=== What you are asked to do ===
A faithful transcription of all the data is required.

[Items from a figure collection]

◇ ◇ ◇ ◇

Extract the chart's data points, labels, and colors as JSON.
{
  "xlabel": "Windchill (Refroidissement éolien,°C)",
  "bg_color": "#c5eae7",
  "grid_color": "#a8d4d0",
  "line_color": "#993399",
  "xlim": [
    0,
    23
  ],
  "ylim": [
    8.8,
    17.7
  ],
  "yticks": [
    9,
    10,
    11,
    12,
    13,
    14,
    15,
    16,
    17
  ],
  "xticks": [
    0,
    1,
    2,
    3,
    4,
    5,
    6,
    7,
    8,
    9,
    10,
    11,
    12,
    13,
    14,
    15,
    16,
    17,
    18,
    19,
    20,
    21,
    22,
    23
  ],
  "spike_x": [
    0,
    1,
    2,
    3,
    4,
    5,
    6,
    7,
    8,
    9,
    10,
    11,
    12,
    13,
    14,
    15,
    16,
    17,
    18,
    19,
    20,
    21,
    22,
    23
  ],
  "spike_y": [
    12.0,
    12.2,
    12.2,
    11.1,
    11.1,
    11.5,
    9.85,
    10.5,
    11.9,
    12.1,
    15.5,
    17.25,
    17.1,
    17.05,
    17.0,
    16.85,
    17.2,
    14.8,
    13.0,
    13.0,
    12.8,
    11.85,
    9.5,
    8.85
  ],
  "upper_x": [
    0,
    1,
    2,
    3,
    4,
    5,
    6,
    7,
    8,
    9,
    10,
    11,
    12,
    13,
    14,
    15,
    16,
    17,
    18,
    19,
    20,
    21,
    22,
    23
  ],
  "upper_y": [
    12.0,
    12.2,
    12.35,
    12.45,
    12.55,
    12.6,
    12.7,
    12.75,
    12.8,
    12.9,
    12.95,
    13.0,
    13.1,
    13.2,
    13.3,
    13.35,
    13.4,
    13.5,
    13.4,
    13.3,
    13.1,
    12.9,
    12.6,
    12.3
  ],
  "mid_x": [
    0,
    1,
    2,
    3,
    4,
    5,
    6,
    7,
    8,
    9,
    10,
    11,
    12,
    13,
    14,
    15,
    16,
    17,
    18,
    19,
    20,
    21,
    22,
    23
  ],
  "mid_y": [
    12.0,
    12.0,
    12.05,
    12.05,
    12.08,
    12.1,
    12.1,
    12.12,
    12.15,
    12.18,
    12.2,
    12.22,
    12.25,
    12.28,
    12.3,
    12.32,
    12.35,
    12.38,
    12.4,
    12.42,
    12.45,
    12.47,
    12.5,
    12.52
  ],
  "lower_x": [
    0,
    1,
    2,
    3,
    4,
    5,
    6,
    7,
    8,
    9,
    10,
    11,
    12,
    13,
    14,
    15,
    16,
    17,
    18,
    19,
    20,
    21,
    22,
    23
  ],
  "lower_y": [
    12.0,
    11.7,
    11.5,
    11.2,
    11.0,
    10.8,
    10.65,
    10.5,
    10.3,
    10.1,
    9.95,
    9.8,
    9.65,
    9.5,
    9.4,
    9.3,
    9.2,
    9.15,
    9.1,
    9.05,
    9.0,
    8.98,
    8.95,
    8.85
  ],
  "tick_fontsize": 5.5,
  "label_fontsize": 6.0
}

◇ ◇ ◇ ◇

=== The response ===
Extract the chart's data points, labels, and colors as JSON.
{
  "xlabel": "Windchill (Refroidissement éolien,°C)",
  "bg_color": "#c5eae7",
  "grid_color": "#a8d4d0",
  "line_color": "#993399",
  "xlim": [
    0,
    23
  ],
  "ylim": [
    8.8,
    17.7
  ],
  "yticks": [
    9,
    10,
    11,
    12,
    13,
    14,
    15,
    16,
    17
  ],
  "xticks": [
    0,
    1,
    2,
    3,
    4,
    5,
    6,
    7,
    8,
    9,
    10,
    11,
    12,
    13,
    14,
    15,
    16,
    17,
    18,
    19,
    20,
    21,
    22,
    23
  ],
  "spike_x": [
    0,
    1,
    2,
    3,
    4,
    5,
    6,
    7,
    8,
    9,
    10,
    11,
    12,
    13,
    14,
    15,
    16,
    17,
    18,
    19,
    20,
    21,
    22,
    23
  ],
  "spike_y": [
    12.0,
    12.2,
    12.2,
    11.1,
    11.1,
    11.5,
    9.85,
    10.5,
    11.9,
    12.1,
    15.5,
    17.25,
    17.1,
    17.05,
    17.0,
    16.85,
    17.2,
    14.8,
    13.0,
    13.0,
    12.8,
    11.85,
    9.5,
    8.85
  ],
  "upper_x": [
    0,
    1,
    2,
    3,
    4,
    5,
    6,
    7,
    8,
    9,
    10,
    11,
    12,
    13,
    14,
    15,
    16,
    17,
    18,
    19,
    20,
    21,
    22,
    23
  ],
  "upper_y": [
    12.0,
    12.2,
    12.35,
    12.45,
    12.55,
    12.6,
    12.7,
    12.75,
    12.8,
    12.9,
    12.95,
    13.0,
    13.1,
    13.2,
    13.3,
    13.35,
    13.4,
    13.5,
    13.4,
    13.3,
    13.1,
    12.9,
    12.6,
    12.3
  ],
  "mid_x": [
    0,
    1,
    2,
    3,
    4,
    5,
    6,
    7,
    8,
    9,
    10,
    11,
    12,
    13,
    14,
    15,
    16,
    17,
    18,
    19,
    20,
    21,
    22,
    23
  ],
  "mid_y": [
    12.0,
    12.0,
    12.05,
    12.05,
    12.08,
    12.1,
    12.1,
    12.12,
    12.15,
    12.18,
    12.2,
    12.22,
    12.25,
    12.28,
    12.3,
    12.32,
    12.35,
    12.38,
    12.4,
    12.42,
    12.45,
    12.47,
    12.5,
    12.52
  ],
  "lower_x": [
    0,
    1,
    2,
    3,
    4,
    5,
    6,
    7,
    8,
    9,
    10,
    11,
    12,
    13,
    14,
    15,
    16,
    17,
    18,
    19,
    20,
    21,
    22,
    23
  ],
  "lower_y": [
    12.0,
    11.7,
    11.5,
    11.2,
    11.0,
    10.8,
    10.65,
    10.5,
    10.3,
    10.1,
    9.95,
    9.8,
    9.65,
    9.5,
    9.4,
    9.3,
    9.2,
    9.15,
    9.1,
    9.05,
    9.0,
    8.98,
    8.95,
    8.85
  ],
  "tick_fontsize": 5.5,
  "label_fontsize": 6.0
}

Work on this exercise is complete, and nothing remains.